▶ **Rows from a dataset**
● ● ●
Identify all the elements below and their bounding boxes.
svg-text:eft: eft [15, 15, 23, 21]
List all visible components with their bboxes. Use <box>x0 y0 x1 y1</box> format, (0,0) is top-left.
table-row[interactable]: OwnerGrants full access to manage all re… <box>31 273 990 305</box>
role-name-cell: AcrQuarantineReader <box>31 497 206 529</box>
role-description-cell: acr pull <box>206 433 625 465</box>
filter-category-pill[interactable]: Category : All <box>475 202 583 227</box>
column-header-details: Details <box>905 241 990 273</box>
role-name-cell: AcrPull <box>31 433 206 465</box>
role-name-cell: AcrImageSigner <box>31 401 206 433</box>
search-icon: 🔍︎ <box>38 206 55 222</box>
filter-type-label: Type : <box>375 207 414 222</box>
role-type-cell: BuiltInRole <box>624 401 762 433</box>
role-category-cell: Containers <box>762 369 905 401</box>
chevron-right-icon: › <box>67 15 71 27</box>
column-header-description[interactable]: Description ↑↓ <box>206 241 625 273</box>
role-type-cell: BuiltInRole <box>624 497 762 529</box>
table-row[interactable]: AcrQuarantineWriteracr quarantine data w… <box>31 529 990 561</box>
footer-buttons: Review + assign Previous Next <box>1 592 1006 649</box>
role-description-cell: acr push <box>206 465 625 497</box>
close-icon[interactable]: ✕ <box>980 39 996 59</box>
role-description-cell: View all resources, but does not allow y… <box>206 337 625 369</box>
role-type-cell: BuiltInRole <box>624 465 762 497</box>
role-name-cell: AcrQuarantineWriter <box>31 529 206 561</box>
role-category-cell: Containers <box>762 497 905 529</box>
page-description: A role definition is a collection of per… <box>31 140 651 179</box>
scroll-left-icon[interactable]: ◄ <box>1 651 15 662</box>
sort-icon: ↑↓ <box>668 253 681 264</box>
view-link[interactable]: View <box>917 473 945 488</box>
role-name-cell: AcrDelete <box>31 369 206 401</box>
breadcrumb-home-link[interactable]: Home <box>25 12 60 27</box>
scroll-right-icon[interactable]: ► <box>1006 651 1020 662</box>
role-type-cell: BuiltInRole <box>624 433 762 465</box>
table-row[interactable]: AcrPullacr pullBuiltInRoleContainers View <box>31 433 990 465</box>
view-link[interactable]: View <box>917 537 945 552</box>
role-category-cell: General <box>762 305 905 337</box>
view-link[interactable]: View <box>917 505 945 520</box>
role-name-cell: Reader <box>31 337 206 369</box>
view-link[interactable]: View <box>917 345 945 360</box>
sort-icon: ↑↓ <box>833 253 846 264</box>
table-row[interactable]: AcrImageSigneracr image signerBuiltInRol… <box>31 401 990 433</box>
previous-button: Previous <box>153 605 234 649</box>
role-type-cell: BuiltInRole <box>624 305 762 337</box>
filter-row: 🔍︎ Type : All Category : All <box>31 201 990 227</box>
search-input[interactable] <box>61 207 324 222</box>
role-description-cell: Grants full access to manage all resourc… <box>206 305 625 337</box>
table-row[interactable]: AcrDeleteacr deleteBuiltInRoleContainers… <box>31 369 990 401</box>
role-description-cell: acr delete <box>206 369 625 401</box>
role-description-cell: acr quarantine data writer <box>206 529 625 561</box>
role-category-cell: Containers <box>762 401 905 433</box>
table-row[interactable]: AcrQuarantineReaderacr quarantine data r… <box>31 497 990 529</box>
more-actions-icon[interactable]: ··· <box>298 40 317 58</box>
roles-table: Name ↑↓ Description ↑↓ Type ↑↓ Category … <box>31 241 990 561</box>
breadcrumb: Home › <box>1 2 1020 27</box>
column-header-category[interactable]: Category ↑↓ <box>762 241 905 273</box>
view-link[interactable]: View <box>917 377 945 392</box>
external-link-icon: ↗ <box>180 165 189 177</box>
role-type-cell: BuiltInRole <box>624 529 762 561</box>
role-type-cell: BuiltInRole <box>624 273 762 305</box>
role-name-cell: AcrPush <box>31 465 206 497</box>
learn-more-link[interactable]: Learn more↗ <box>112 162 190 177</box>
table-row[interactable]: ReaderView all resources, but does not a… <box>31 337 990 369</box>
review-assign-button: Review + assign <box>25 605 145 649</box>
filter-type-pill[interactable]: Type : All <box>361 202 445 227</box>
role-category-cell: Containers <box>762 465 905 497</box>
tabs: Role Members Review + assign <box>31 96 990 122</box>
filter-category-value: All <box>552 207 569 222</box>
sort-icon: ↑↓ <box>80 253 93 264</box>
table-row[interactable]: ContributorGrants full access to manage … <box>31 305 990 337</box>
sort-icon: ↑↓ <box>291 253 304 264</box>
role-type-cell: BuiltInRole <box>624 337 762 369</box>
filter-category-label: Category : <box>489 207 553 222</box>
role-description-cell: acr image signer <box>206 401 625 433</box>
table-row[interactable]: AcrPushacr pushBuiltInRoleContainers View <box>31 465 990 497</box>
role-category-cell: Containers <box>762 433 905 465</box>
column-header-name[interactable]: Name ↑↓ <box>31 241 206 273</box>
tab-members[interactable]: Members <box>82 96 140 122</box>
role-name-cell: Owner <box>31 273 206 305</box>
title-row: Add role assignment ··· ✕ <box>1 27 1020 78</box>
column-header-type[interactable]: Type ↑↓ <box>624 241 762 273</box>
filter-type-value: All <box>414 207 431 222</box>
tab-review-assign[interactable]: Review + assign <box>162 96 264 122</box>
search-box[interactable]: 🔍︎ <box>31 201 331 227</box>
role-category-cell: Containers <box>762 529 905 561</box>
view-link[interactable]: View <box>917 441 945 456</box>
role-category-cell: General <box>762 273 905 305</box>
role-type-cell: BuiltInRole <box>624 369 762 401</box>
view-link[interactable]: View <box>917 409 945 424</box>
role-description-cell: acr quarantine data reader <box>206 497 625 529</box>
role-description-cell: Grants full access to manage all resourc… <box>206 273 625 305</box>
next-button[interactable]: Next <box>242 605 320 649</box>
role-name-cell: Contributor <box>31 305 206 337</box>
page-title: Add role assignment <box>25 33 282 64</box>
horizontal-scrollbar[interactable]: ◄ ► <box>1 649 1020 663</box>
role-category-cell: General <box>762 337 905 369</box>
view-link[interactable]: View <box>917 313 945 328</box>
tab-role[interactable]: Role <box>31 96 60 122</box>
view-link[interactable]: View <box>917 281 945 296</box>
● ● ●
Could you lay out every line of the entries above as a JSON list of strings, one string per line, leaving out any blank lines?

[
  "Identify all the elements below and their bounding boxes.",
  "svg-text:eft: eft [15, 15, 23, 21]",
  "List all visible components with their bboxes. Use <box>x0 y0 x1 y1</box> format, (0,0) is top-left.",
  "table-row[interactable]: OwnerGrants full access to manage all re… <box>31 273 990 305</box>",
  "role-name-cell: AcrQuarantineReader <box>31 497 206 529</box>",
  "role-description-cell: acr pull <box>206 433 625 465</box>",
  "filter-category-pill[interactable]: Category : All <box>475 202 583 227</box>",
  "column-header-details: Details <box>905 241 990 273</box>",
  "role-name-cell: AcrPull <box>31 433 206 465</box>",
  "role-name-cell: AcrImageSigner <box>31 401 206 433</box>",
  "search-icon: 🔍︎ <box>38 206 55 222</box>",
  "filter-type-label: Type : <box>375 207 414 222</box>",
  "role-type-cell: BuiltInRole <box>624 401 762 433</box>",
  "role-category-cell: Containers <box>762 369 905 401</box>",
  "chevron-right-icon: › <box>67 15 71 27</box>",
  "column-header-description[interactable]: Description ↑↓ <box>206 241 625 273</box>",
  "role-type-cell: BuiltInRole <box>624 497 762 529</box>",
  "table-row[interactable]: AcrQuarantineWriteracr quarantine data w… <box>31 529 990 561</box>",
  "footer-buttons: Review + assign Previous Next <box>1 592 1006 649</box>",
  "role-description-cell: acr push <box>206 465 625 497</box>",
  "close-icon[interactable]: ✕ <box>980 39 996 59</box>",
  "role-description-cell: View all resources, but does not allow y… <box>206 337 625 369</box>",
  "role-type-cell: BuiltInRole <box>624 465 762 497</box>",
  "role-name-cell: AcrQuarantineWriter <box>31 529 206 561</box>",
  "role-category-cell: Containers <box>762 497 905 529</box>",
  "page-description: A role definition is a collection of per… <box>31 140 651 179</box>",
  "scroll-left-icon[interactable]: ◄ <box>1 651 15 662</box>",
  "sort-icon: ↑↓ <box>668 253 681 264</box>",
  "view-link[interactable]: View <box>917 473 945 488</box>",
  "role-name-cell: AcrDelete <box>31 369 206 401</box>",
  "breadcrumb-home-link[interactable]: Home <box>25 12 60 27</box>",
  "scroll-right-icon[interactable]: ► <box>1006 651 1020 662</box>",
  "role-type-cell: BuiltInRole <box>624 433 762 465</box>",
  "table-row[interactable]: AcrPullacr pullBuiltInRoleContainers View <box>31 433 990 465</box>",
  "view-link[interactable]: View <box>917 537 945 552</box>",
  "role-category-cell: General <box>762 305 905 337</box>",
  "view-link[interactable]: View <box>917 505 945 520</box>",
  "role-name-cell: Reader <box>31 337 206 369</box>",
  "view-link[interactable]: View <box>917 345 945 360</box>",
  "sort-icon: ↑↓ <box>833 253 846 264</box>",
  "table-row[interactable]: AcrImageSigneracr image signerBuiltInRol… <box>31 401 990 433</box>",
  "previous-button: Previous <box>153 605 234 649</box>",
  "role-type-cell: BuiltInRole <box>624 305 762 337</box>",
  "filter-row: 🔍︎ Type : All Category : All <box>31 201 990 227</box>",
  "search-input[interactable] <box>61 207 324 222</box>",
  "role-description-cell: Grants full access to manage all resourc… <box>206 305 625 337</box>",
  "table-row[interactable]: AcrDeleteacr deleteBuiltInRoleContainers… <box>31 369 990 401</box>",
  "role-description-cell: acr delete <box>206 369 625 401</box>",
  "role-description-cell: acr quarantine data writer <box>206 529 625 561</box>",
  "role-category-cell: Containers <box>762 401 905 433</box>",
  "table-row[interactable]: AcrQuarantineReaderacr quarantine data r… <box>31 497 990 529</box>",
  "more-actions-icon[interactable]: ··· <box>298 40 317 58</box>",
  "roles-table: Name ↑↓ Description ↑↓ Type ↑↓ Category … <box>31 241 990 561</box>",
  "breadcrumb: Home › <box>1 2 1020 27</box>",
  "column-header-category[interactable]: Category ↑↓ <box>762 241 905 273</box>",
  "view-link[interactable]: View <box>917 377 945 392</box>",
  "external-link-icon: ↗ <box>180 165 189 177</box>",
  "role-type-cell: BuiltInRole <box>624 529 762 561</box>",
  "role-type-cell: BuiltInRole <box>624 273 762 305</box>",
  "role-name-cell: AcrPush <box>31 465 206 497</box>",
  "learn-more-link[interactable]: Learn more↗ <box>112 162 190 177</box>",
  "table-row[interactable]: ReaderView all resources, but does not a… <box>31 337 990 369</box>",
  "review-assign-button: Review + assign <box>25 605 145 649</box>",
  "filter-type-pill[interactable]: Type : All <box>361 202 445 227</box>",
  "role-category-cell: Containers <box>762 465 905 497</box>",
  "tabs: Role Members Review + assign <box>31 96 990 122</box>",
  "filter-category-value: All <box>552 207 569 222</box>",
  "sort-icon: ↑↓ <box>80 253 93 264</box>",
  "table-row[interactable]: ContributorGrants full access to manage … <box>31 305 990 337</box>",
  "sort-icon: ↑↓ <box>291 253 304 264</box>",
  "role-type-cell: BuiltInRole <box>624 337 762 369</box>",
  "filter-category-label: Category : <box>489 207 553 222</box>",
  "role-description-cell: acr image signer <box>206 401 625 433</box>",
  "table-row[interactable]: AcrPushacr pushBuiltInRoleContainers View <box>31 465 990 497</box>",
  "role-category-cell: Containers <box>762 433 905 465</box>",
  "column-header-name[interactable]: Name ↑↓ <box>31 241 206 273</box>",
  "tab-members[interactable]: Members <box>82 96 140 122</box>",
  "role-name-cell: Owner <box>31 273 206 305</box>",
  "title-row: Add role assignment ··· ✕ <box>1 27 1020 78</box>",
  "column-header-type[interactable]: Type ↑↓ <box>624 241 762 273</box>",
  "filter-type-value: All <box>414 207 431 222</box>",
  "tab-review-assign[interactable]: Review + assign <box>162 96 264 122</box>",
  "search-box[interactable]: 🔍︎ <box>31 201 331 227</box>",
  "role-category-cell: Containers <box>762 529 905 561</box>",
  "view-link[interactable]: View <box>917 441 945 456</box>",
  "role-category-cell: General <box>762 273 905 305</box>",
  "role-type-cell: BuiltInRole <box>624 369 762 401</box>",
  "view-link[interactable]: View <box>917 409 945 424</box>",
  "role-description-cell: acr quarantine data reader <box>206 497 625 529</box>",
  "role-description-cell: Grants full access to manage all resourc… <box>206 273 625 305</box>",
  "next-button[interactable]: Next <box>242 605 320 649</box>",
  "role-name-cell: Contributor <box>31 305 206 337</box>",
  "page-title: Add role assignment <box>25 33 282 64</box>",
  "horizontal-scrollbar[interactable]: ◄ ► <box>1 649 1020 663</box>",
  "role-category-cell: General <box>762 337 905 369</box>",
  "view-link[interactable]: View <box>917 313 945 328</box>",
  "tab-role[interactable]: Role <box>31 96 60 122</box>",
  "view-link[interactable]: View <box>917 281 945 296</box>"
]